### WHAT IS BEING ASKED
Lines that contain the string "from" are to be copied; leave out all others.

Saved entries

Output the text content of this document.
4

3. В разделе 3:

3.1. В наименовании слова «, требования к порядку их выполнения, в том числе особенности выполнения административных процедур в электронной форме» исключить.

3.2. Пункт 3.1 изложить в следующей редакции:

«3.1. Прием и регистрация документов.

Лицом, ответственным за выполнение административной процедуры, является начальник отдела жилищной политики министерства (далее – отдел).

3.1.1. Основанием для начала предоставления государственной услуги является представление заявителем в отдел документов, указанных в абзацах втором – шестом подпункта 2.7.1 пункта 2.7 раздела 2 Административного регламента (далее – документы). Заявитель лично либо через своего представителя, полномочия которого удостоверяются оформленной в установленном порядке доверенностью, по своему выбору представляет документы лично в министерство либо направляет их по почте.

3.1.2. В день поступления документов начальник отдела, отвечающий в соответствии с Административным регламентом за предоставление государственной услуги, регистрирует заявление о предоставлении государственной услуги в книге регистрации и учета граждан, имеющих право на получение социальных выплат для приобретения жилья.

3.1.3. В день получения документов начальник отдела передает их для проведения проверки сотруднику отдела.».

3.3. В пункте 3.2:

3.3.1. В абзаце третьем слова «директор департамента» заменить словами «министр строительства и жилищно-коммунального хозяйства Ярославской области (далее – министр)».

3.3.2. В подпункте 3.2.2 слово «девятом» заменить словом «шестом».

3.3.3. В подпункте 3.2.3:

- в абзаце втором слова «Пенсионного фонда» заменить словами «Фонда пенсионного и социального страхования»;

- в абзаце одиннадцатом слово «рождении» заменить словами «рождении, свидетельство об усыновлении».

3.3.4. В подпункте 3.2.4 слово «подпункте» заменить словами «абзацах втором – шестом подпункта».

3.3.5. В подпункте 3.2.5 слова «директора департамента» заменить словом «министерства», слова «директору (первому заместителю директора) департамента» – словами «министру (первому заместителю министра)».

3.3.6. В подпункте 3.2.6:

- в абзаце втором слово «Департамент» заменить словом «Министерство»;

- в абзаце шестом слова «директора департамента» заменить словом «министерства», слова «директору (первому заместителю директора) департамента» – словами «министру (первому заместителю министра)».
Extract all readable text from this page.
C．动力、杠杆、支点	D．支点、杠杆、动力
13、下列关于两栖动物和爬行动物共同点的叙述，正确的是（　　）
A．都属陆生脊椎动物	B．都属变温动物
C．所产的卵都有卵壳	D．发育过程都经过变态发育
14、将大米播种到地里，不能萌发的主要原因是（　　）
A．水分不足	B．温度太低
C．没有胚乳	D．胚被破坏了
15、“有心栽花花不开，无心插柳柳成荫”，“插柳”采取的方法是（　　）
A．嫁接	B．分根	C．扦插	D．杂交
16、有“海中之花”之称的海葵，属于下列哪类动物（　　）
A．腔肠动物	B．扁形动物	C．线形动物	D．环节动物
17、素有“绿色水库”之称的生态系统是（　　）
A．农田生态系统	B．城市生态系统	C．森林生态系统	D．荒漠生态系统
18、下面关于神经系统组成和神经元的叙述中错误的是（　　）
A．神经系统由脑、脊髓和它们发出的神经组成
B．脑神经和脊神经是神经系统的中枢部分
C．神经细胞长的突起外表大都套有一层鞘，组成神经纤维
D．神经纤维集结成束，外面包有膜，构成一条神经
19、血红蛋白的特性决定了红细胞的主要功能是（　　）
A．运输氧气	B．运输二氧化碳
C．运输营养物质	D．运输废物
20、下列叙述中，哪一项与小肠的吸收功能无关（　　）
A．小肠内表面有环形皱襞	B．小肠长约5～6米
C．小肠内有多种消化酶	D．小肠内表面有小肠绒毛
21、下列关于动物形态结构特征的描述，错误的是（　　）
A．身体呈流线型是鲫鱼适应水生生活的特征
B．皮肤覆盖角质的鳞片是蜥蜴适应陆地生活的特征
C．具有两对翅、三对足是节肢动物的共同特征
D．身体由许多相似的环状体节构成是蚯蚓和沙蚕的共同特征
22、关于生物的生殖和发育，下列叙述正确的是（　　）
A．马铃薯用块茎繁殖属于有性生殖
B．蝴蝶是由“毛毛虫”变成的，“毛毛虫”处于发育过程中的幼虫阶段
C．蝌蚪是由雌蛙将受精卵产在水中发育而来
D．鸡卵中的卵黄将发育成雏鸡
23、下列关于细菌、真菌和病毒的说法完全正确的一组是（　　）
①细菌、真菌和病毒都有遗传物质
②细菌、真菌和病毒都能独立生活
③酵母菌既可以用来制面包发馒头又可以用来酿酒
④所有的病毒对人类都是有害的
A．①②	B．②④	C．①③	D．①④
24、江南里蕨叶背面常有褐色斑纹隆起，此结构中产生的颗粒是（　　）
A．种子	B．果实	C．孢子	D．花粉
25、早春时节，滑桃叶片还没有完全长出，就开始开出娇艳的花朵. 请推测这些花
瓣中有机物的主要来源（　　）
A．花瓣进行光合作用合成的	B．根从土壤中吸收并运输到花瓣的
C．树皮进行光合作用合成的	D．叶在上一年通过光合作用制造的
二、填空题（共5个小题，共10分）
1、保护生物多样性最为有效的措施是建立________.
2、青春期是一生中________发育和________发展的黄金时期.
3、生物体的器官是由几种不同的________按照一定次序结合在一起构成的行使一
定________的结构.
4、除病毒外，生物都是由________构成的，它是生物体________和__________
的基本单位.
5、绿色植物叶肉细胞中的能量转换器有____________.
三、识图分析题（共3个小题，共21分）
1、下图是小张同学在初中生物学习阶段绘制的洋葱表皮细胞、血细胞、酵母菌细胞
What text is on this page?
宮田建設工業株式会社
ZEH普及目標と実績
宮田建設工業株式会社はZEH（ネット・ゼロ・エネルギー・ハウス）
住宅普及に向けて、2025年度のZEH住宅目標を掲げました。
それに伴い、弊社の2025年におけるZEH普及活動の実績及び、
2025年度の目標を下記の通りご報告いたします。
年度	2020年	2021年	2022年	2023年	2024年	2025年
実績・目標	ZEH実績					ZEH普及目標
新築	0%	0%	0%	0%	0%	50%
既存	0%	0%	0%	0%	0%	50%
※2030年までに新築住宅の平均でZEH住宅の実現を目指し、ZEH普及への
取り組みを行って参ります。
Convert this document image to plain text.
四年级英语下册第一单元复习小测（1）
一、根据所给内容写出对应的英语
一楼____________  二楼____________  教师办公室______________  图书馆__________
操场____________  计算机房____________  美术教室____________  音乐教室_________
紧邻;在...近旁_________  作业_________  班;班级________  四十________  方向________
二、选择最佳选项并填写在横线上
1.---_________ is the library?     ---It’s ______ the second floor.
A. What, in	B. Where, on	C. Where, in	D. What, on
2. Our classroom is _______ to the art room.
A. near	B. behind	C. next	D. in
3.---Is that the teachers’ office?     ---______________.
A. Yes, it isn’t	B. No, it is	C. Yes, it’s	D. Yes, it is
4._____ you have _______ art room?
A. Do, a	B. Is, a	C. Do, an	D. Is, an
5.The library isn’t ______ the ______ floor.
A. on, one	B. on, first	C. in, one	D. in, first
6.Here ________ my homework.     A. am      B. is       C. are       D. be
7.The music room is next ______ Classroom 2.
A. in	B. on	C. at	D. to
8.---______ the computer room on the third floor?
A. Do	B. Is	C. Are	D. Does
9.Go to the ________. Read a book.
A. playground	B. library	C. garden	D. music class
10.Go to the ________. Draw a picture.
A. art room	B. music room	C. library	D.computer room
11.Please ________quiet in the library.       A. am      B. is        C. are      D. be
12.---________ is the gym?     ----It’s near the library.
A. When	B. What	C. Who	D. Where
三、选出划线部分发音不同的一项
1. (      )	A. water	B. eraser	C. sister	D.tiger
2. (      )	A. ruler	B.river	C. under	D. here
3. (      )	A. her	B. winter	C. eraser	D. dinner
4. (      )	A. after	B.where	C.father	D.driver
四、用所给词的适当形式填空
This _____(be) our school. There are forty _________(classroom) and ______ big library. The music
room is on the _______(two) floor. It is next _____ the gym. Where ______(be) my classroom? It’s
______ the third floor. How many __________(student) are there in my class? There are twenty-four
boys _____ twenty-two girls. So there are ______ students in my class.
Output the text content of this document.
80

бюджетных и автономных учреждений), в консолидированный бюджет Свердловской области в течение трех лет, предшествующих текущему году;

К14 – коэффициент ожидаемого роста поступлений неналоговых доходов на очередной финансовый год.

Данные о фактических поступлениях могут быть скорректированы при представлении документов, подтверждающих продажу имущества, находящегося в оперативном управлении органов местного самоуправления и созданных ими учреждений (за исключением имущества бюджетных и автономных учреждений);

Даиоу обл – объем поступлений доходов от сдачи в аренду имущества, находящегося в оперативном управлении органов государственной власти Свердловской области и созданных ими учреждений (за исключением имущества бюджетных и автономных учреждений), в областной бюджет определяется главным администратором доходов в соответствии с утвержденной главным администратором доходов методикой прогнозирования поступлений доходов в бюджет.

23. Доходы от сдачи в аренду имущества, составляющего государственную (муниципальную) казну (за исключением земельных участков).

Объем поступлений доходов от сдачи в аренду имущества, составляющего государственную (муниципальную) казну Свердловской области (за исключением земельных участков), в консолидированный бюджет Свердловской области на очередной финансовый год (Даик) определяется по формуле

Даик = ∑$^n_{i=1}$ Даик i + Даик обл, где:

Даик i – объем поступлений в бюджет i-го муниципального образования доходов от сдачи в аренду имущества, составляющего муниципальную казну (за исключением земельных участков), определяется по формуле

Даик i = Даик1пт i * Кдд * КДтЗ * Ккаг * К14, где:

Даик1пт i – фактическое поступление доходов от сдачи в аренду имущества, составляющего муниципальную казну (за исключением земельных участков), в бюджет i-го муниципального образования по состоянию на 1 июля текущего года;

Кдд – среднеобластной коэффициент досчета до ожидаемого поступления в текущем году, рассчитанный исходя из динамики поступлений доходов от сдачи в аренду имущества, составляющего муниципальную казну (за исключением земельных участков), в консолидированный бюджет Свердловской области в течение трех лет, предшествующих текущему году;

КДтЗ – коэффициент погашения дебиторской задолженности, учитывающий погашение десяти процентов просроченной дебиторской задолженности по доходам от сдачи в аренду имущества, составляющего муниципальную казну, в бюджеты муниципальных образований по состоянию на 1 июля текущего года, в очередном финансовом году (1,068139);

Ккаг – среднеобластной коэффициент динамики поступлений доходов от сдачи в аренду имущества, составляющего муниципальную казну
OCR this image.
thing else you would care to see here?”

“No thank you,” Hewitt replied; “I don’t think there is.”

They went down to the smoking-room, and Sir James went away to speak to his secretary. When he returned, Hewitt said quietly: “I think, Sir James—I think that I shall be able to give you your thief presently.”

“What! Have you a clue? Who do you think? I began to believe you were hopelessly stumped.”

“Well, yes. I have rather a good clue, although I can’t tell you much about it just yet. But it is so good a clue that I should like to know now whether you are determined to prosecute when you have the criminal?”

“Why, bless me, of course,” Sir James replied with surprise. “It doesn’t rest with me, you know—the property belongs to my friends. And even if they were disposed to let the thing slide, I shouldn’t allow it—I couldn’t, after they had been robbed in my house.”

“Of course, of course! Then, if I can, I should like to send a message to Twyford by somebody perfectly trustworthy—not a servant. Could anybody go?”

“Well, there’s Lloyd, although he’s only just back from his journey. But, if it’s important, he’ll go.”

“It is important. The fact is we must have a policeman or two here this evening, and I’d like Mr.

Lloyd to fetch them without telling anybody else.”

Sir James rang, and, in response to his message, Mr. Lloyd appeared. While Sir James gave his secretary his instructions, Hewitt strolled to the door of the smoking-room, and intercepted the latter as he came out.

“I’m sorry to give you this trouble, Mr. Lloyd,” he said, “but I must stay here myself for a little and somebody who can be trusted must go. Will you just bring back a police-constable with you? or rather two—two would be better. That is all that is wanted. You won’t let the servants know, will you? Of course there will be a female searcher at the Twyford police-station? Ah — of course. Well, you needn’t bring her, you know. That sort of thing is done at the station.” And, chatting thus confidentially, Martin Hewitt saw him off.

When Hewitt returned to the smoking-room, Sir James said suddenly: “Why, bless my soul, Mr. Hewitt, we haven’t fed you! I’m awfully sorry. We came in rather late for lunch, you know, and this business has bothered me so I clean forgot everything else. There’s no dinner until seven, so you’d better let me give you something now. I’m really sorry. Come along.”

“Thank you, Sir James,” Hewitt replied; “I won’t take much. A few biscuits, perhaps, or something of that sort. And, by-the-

### TASK OUTPUT
Extract all readable text from this page.
“Well, there’s Lloyd, although he’s only just back from his journey. But, if it’s important, he’ll go.”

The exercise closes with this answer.